:: PROVIDED RECORDS

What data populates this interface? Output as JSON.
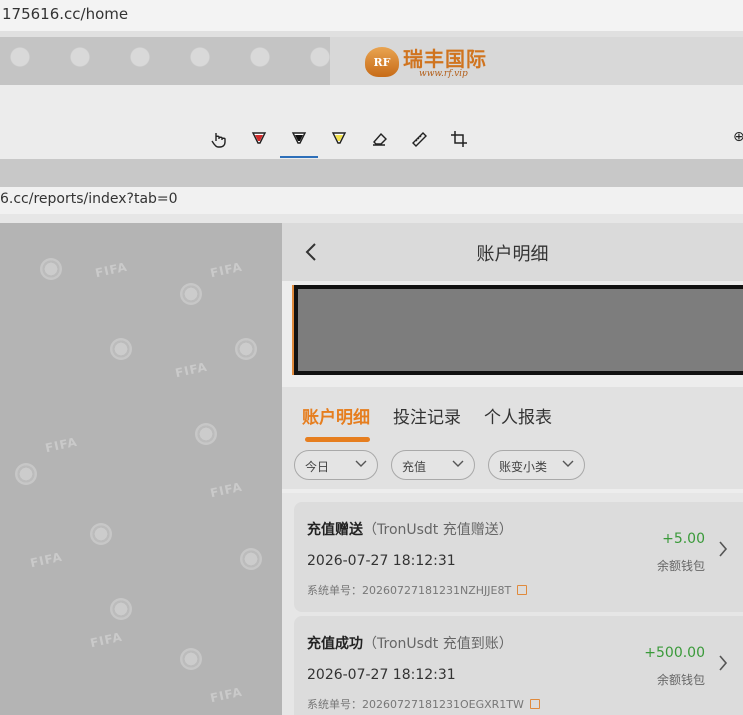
{
  "browser": {
    "url_top": "175616.cc/home",
    "url_second": "6.cc/reports/index?tab=0"
  },
  "banner": {
    "logo_badge": "RF",
    "logo_name": "瑞丰国际",
    "logo_site": "www.rf.vip"
  },
  "toolbar": {
    "tools": [
      "touch-write-icon",
      "red-pen-icon",
      "black-pen-icon",
      "highlighter-icon",
      "eraser-icon",
      "ruler-icon",
      "crop-icon"
    ],
    "more_glyph": "⊕",
    "accent": "#2d6fb9"
  },
  "panel": {
    "title": "账户明细",
    "tabs": [
      {
        "label": "账户明细",
        "active": true
      },
      {
        "label": "投注记录",
        "active": false
      },
      {
        "label": "个人报表",
        "active": false
      }
    ],
    "filters": [
      "今日",
      "充值",
      "账变小类"
    ],
    "accent": "#e67e1f",
    "records": [
      {
        "type": "充值赠送",
        "detail": "（TronUsdt 充值赠送）",
        "time": "2026-07-27 18:12:31",
        "order_label": "系统单号：",
        "order_no": "20260727181231NZHJJE8T",
        "amount": "+5.00",
        "wallet": "余额钱包"
      },
      {
        "type": "充值成功",
        "detail": "（TronUsdt 充值到账）",
        "time": "2026-07-27 18:12:31",
        "order_label": "系统单号：",
        "order_no": "20260727181231OEGXR1TW",
        "amount": "+500.00",
        "wallet": "余额钱包"
      }
    ]
  }
}
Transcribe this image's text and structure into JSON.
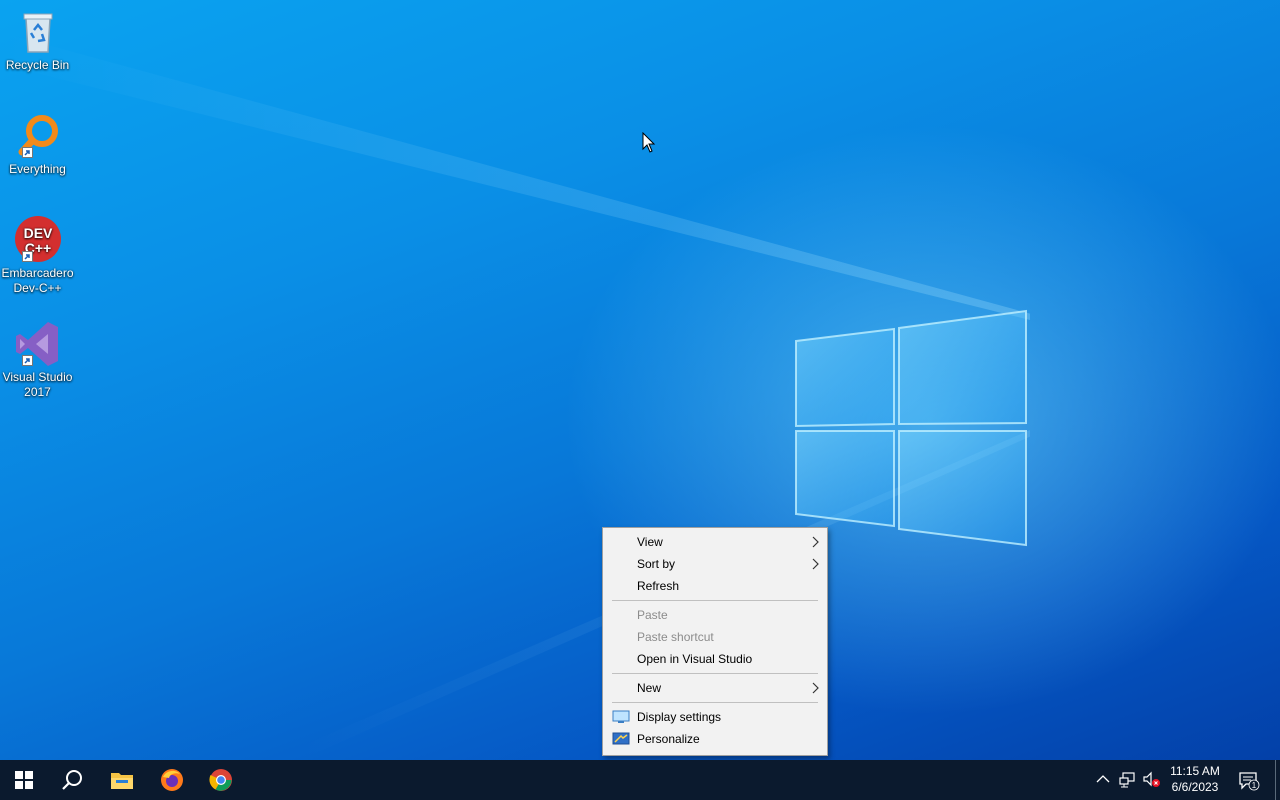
{
  "desktop": {
    "icons": [
      {
        "label": "Recycle Bin",
        "icon": "recycle-bin-icon"
      },
      {
        "label": "Everything",
        "icon": "everything-search-icon"
      },
      {
        "label": "Embarcadero\nDev-C++",
        "label_line1": "Embarcadero",
        "label_line2": "Dev-C++",
        "icon": "dev-cpp-icon",
        "icon_text_top": "DEV",
        "icon_text_bottom": "C++"
      },
      {
        "label": "Visual Studio\n2017",
        "label_line1": "Visual Studio",
        "label_line2": "2017",
        "icon": "visual-studio-icon"
      }
    ]
  },
  "context_menu": {
    "items": [
      {
        "label": "View",
        "submenu": true,
        "disabled": false
      },
      {
        "label": "Sort by",
        "submenu": true,
        "disabled": false
      },
      {
        "label": "Refresh",
        "submenu": false,
        "disabled": false
      },
      {
        "label": "Paste",
        "submenu": false,
        "disabled": true
      },
      {
        "label": "Paste shortcut",
        "submenu": false,
        "disabled": true
      },
      {
        "label": "Open in Visual Studio",
        "submenu": false,
        "disabled": false
      },
      {
        "label": "New",
        "submenu": true,
        "disabled": false
      },
      {
        "label": "Display settings",
        "submenu": false,
        "disabled": false,
        "icon": "display-settings-icon"
      },
      {
        "label": "Personalize",
        "submenu": false,
        "disabled": false,
        "icon": "personalize-icon"
      }
    ]
  },
  "taskbar": {
    "pinned": [
      "start-icon",
      "search-icon",
      "file-explorer-icon",
      "firefox-icon",
      "chrome-icon"
    ],
    "tray_icons": [
      "chevron-up-icon",
      "network-icon",
      "volume-muted-icon"
    ],
    "clock": {
      "time": "11:15 AM",
      "date": "6/6/2023"
    },
    "notifications_count": "1"
  },
  "colors": {
    "taskbar": "#0b1a2e",
    "menu_bg": "#f2f2f2",
    "desktop_accent": "#0a8fe6"
  }
}
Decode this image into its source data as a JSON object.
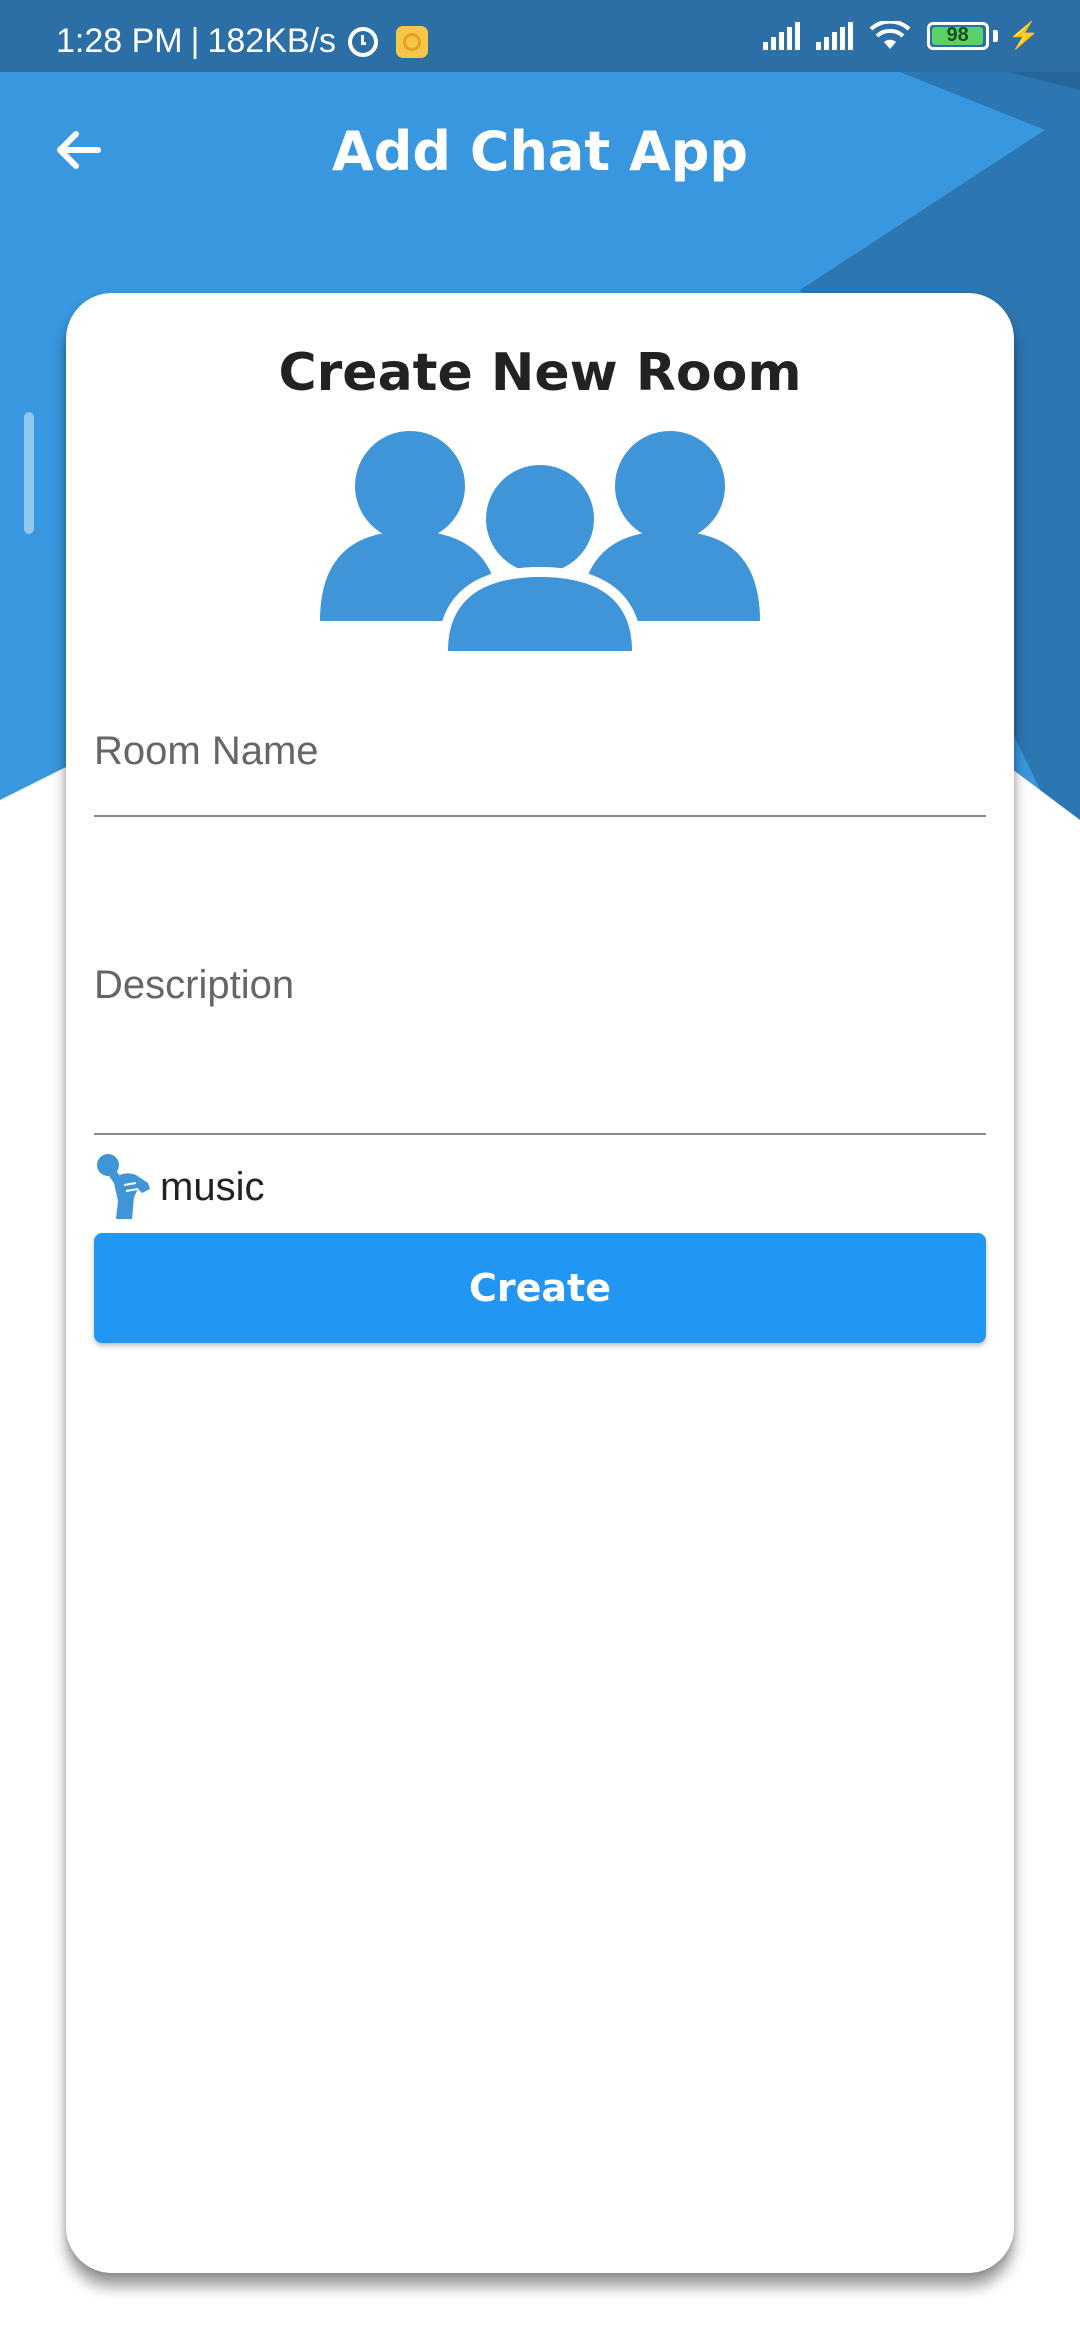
{
  "status_bar": {
    "time": "1:28 PM",
    "separator": "|",
    "speed": "182KB/s",
    "battery_level": "98",
    "battery_fraction": 0.98
  },
  "app_bar": {
    "title": "Add Chat App",
    "back_icon": "arrow-back-icon"
  },
  "card": {
    "title": "Create New Room",
    "group_icon": "group-users-icon",
    "room_name_placeholder": "Room Name",
    "room_name_value": "",
    "description_placeholder": "Description",
    "description_value": "",
    "category": {
      "icon": "microphone-hand-icon",
      "label": "music"
    },
    "create_label": "Create"
  },
  "colors": {
    "primary": "#3897de",
    "primary_dark": "#2c77b2",
    "button": "#2196f3",
    "icon_blue": "#3f95d8"
  }
}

::::

Repeat exactly the lines from the one containing "Decode this image" to the last line of the records above, including both, and leave out any pictures.

Decode this image into its source data as a JSON object.
{
  "status_bar": {
    "time": "1:28 PM",
    "separator": "|",
    "speed": "182KB/s",
    "battery_level": "98",
    "battery_fraction": 0.98
  },
  "app_bar": {
    "title": "Add Chat App",
    "back_icon": "arrow-back-icon"
  },
  "card": {
    "title": "Create New Room",
    "group_icon": "group-users-icon",
    "room_name_placeholder": "Room Name",
    "room_name_value": "",
    "description_placeholder": "Description",
    "description_value": "",
    "category": {
      "icon": "microphone-hand-icon",
      "label": "music"
    },
    "create_label": "Create"
  },
  "colors": {
    "primary": "#3897de",
    "primary_dark": "#2c77b2",
    "button": "#2196f3",
    "icon_blue": "#3f95d8"
  }
}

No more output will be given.